- [What is asked]
Copy out all lines that hold "this".

- [Data excerpts]
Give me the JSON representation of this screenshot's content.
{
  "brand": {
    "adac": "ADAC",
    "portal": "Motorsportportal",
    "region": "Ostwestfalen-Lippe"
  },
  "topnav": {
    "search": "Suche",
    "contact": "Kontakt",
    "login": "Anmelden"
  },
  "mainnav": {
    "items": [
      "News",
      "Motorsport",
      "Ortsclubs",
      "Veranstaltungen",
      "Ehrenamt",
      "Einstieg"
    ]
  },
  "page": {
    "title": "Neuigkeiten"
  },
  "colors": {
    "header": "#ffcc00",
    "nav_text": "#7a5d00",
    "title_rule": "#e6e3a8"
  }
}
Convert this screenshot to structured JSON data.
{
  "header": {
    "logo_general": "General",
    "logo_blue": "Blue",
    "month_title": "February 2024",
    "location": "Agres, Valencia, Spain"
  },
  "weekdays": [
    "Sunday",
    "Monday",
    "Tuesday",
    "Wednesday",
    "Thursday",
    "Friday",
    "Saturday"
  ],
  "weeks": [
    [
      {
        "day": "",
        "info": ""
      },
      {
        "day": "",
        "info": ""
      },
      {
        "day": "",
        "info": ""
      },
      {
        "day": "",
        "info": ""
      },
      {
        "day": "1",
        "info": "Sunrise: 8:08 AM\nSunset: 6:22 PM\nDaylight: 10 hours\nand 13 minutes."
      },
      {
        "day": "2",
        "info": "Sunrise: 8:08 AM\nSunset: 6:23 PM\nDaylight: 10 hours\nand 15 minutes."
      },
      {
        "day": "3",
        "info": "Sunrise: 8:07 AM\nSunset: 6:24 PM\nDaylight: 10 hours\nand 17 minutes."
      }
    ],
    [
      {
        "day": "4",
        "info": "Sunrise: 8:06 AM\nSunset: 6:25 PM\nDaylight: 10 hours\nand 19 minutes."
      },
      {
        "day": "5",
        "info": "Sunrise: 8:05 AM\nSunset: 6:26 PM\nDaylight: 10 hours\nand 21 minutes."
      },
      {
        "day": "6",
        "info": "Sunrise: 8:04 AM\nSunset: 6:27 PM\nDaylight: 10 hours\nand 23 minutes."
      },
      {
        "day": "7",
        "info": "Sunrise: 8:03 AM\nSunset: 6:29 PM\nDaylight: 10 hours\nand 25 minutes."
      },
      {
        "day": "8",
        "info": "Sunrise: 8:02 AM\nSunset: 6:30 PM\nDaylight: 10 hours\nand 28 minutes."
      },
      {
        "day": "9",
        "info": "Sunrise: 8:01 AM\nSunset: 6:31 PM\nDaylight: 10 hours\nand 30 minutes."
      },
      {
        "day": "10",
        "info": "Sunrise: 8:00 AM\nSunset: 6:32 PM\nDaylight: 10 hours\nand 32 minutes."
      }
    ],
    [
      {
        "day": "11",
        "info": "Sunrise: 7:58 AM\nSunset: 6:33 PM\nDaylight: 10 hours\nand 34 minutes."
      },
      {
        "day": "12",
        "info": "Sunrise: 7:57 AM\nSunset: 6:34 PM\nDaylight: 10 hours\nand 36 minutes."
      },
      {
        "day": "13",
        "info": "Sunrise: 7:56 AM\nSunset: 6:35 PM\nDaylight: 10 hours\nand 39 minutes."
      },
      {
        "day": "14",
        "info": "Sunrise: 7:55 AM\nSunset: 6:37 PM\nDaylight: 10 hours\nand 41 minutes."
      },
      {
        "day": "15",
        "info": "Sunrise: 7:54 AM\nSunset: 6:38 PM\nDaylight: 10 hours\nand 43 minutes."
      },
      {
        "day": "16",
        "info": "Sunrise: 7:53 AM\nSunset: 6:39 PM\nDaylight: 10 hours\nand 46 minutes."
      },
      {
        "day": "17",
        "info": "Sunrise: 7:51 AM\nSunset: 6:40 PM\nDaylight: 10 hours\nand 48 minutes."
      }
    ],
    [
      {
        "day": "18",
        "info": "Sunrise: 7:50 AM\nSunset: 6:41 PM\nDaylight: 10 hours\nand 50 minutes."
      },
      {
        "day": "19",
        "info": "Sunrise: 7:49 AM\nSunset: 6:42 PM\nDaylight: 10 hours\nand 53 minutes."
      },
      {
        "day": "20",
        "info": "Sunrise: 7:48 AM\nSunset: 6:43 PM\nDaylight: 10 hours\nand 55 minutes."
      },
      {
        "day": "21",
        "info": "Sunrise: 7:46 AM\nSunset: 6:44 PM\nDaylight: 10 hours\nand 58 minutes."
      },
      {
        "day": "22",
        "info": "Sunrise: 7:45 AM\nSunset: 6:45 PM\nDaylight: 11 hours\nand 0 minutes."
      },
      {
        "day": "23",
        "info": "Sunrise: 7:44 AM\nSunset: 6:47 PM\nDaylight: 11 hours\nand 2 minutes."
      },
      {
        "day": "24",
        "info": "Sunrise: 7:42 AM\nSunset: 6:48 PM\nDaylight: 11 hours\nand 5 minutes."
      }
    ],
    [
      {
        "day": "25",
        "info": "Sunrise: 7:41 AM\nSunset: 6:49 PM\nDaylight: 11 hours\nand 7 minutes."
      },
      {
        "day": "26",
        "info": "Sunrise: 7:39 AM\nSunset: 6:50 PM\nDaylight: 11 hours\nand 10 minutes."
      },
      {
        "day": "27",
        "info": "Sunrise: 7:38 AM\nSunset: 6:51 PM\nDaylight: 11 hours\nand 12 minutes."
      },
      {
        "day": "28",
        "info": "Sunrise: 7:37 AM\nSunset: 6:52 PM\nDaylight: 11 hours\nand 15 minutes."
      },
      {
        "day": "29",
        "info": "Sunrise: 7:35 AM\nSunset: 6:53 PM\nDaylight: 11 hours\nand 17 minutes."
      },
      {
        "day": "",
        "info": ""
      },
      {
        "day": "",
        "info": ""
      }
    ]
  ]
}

- [Solution to the exercise]
Give me the JSON representation of this screenshot's content.
Convert this screenshot to structured JSON data.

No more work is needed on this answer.